━━━ SUPPLIED ENTRIES
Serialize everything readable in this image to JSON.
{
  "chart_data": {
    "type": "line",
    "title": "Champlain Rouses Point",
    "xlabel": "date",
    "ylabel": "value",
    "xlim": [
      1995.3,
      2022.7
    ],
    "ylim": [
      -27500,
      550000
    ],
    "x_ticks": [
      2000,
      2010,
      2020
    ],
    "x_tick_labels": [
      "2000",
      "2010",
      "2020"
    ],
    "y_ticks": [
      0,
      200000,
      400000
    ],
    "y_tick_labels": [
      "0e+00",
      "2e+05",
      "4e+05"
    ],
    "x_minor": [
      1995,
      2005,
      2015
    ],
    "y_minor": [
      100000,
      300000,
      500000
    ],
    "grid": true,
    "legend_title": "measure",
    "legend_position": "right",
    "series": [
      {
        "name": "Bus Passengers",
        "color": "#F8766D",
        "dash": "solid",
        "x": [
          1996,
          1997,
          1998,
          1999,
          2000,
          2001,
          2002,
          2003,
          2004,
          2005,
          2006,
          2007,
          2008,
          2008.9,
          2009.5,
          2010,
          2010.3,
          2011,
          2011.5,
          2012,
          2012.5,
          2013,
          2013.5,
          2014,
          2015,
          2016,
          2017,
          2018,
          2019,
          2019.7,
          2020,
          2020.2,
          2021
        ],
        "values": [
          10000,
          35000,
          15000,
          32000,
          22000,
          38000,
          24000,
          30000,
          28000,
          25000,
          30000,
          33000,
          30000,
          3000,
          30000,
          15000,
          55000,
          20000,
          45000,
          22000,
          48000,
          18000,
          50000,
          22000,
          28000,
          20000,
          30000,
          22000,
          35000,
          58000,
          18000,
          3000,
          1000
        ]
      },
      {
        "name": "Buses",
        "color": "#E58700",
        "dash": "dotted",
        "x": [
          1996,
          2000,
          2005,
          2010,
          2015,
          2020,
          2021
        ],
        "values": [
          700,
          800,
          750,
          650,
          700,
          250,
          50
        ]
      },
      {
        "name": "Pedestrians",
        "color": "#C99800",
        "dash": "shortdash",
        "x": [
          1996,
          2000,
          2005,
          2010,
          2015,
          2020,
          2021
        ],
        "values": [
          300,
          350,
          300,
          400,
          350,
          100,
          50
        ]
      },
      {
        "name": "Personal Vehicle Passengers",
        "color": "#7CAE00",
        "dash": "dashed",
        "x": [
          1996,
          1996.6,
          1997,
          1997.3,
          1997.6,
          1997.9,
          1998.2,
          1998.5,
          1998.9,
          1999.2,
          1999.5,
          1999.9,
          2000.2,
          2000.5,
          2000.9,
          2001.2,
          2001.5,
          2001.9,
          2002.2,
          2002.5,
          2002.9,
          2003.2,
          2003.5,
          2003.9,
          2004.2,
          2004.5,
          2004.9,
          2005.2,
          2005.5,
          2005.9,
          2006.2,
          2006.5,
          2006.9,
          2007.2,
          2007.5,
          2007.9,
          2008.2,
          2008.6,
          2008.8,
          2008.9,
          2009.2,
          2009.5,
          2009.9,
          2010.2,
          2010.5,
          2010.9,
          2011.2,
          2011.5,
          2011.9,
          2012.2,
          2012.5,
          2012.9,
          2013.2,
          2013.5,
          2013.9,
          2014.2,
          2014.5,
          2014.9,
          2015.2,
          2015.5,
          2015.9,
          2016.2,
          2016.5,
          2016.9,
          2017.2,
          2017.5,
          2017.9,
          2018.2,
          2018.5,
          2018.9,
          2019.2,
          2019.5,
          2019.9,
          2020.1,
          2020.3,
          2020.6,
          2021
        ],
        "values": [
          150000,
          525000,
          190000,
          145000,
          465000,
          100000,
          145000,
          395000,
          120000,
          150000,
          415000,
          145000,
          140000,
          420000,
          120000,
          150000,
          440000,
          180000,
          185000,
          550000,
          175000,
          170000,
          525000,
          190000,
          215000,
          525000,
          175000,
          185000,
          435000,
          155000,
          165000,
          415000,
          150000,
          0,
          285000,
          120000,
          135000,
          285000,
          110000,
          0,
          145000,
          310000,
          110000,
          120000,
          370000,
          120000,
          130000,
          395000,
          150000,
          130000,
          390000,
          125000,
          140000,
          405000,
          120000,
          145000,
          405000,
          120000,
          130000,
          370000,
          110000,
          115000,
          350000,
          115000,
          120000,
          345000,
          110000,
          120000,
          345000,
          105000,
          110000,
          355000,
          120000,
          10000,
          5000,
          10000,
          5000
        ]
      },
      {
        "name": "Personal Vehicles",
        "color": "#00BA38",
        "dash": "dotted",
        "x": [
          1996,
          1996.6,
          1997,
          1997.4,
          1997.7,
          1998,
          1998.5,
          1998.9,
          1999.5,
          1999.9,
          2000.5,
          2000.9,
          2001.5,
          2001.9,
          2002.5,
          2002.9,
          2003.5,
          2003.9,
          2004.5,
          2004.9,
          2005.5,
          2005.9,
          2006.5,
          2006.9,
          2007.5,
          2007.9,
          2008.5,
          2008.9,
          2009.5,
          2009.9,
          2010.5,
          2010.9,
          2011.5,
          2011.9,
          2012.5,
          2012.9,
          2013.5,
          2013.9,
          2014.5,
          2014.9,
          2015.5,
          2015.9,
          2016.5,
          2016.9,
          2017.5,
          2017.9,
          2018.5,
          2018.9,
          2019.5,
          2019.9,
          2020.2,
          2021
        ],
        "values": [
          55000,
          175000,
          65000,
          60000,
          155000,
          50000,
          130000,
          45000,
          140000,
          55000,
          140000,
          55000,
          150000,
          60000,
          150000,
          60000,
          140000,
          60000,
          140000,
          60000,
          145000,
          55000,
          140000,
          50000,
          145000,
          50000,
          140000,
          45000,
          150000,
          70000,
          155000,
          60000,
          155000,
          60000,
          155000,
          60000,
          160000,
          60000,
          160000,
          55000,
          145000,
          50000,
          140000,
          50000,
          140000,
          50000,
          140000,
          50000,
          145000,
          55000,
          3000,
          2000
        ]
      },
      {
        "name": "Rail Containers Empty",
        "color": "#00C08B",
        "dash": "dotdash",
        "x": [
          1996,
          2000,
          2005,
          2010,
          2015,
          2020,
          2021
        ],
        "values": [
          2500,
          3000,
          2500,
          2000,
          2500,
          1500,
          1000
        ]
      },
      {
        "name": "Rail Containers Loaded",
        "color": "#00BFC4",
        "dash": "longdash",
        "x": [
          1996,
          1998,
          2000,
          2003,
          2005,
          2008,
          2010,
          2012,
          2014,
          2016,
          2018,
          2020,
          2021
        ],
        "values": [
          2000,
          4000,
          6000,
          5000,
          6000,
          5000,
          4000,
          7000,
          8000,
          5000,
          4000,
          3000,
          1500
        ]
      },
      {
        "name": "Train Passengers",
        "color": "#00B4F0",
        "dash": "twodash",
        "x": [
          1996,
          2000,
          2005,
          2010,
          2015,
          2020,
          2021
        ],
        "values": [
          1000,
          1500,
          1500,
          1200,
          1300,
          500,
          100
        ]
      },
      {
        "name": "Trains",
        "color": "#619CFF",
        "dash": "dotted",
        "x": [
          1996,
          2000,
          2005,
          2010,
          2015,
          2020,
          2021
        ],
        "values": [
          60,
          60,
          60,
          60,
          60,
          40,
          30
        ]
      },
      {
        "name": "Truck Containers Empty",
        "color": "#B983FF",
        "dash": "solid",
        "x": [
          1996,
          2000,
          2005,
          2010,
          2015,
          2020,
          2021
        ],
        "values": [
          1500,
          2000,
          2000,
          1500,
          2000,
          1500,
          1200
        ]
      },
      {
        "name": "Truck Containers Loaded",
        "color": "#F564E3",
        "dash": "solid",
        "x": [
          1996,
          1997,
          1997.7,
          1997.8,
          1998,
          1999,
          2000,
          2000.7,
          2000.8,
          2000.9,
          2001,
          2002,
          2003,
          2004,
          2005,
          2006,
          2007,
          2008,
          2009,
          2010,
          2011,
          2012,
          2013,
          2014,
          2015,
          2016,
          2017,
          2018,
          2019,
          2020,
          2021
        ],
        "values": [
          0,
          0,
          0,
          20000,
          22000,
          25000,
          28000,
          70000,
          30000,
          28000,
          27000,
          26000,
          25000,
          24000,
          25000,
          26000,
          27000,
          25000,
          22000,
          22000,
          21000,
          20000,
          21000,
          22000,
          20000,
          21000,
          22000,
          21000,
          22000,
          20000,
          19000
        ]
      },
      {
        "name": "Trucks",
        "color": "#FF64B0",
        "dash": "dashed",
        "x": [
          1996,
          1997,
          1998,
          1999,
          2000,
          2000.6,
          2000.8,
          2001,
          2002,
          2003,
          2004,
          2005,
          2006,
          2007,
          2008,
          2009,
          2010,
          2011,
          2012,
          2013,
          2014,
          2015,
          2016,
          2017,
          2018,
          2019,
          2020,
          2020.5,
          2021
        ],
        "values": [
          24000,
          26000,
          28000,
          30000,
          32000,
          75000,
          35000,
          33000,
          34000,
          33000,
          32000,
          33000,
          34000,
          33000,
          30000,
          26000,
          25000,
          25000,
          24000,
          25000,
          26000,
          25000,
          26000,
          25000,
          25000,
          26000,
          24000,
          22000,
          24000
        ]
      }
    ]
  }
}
━━━━━━
Say only how many lines in the records carry the word "Containers".

| COMPLETE RESPONSE |
4